Start
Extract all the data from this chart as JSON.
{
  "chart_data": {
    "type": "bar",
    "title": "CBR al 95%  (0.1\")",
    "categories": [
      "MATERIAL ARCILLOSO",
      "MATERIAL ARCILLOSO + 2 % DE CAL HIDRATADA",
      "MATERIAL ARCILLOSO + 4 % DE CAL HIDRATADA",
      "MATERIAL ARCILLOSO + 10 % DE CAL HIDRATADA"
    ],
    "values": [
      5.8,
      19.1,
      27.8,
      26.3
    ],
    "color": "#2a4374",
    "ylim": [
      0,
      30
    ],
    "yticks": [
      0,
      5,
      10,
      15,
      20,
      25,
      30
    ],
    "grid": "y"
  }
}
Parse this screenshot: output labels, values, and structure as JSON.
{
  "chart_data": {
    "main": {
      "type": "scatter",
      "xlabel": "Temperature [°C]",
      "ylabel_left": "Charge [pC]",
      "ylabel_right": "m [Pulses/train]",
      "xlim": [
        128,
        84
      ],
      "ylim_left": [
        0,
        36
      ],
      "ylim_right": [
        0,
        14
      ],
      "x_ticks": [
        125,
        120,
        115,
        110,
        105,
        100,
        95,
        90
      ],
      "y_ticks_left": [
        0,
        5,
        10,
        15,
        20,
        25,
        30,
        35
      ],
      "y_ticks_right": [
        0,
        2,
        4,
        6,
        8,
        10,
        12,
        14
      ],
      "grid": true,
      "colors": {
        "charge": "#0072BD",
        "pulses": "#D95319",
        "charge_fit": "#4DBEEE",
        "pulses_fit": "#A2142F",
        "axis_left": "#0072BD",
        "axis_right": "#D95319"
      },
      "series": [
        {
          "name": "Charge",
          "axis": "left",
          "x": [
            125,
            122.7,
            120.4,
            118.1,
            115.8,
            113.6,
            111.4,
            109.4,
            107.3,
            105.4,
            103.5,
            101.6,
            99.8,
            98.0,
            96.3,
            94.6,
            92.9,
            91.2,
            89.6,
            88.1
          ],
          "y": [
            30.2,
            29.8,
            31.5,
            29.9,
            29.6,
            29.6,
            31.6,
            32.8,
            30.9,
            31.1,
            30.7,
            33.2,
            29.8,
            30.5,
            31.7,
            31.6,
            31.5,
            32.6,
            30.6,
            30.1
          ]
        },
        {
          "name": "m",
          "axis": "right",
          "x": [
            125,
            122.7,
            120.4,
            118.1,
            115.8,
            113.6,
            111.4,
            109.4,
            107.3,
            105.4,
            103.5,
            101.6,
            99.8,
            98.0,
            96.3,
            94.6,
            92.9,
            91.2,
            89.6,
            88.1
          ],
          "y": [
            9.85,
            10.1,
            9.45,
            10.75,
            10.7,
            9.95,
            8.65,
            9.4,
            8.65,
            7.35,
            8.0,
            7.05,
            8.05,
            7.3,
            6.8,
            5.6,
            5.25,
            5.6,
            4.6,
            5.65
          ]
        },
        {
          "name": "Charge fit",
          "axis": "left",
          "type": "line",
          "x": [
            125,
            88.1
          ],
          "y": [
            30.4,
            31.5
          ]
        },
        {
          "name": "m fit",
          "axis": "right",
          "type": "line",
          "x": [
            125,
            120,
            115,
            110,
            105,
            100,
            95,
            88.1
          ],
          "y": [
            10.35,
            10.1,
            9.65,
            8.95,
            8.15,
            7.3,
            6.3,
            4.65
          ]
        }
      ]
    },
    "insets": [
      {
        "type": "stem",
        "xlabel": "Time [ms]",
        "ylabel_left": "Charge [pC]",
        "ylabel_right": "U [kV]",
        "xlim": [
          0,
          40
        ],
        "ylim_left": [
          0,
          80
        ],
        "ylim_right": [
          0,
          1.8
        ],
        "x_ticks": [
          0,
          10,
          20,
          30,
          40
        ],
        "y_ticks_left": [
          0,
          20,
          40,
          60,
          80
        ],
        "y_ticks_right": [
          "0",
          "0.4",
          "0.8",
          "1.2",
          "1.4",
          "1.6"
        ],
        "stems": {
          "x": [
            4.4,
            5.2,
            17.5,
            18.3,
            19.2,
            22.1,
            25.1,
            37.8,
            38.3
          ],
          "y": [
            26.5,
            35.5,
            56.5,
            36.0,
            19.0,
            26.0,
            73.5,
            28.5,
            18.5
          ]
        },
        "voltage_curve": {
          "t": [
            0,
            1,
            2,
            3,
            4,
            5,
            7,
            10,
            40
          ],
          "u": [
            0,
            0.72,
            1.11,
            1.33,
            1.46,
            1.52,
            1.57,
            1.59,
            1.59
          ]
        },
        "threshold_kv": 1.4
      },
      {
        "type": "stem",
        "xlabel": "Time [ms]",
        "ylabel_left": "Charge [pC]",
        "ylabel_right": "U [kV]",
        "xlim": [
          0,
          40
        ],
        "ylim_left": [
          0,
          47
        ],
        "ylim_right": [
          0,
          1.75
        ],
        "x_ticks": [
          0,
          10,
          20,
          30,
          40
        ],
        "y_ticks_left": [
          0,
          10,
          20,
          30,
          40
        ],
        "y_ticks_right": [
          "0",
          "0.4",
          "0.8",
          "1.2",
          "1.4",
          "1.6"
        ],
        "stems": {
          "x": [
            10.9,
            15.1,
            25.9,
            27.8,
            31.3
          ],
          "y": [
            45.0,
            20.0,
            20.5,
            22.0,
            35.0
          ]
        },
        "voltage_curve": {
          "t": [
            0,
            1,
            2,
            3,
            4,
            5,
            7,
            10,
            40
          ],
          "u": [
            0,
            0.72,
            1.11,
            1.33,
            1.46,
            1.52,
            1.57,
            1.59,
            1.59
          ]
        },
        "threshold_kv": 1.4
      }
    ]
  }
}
End
## EXERCISE TASK
From the entries above, return each line with the word "HIDRATADA" in it.

## ANSWER TO THIS PROBLEM
      "MATERIAL ARCILLOSO + 2 % DE CAL HIDRATADA",
      "MATERIAL ARCILLOSO + 4 % DE CAL HIDRATADA",
      "MATERIAL ARCILLOSO + 10 % DE CAL HIDRATADA"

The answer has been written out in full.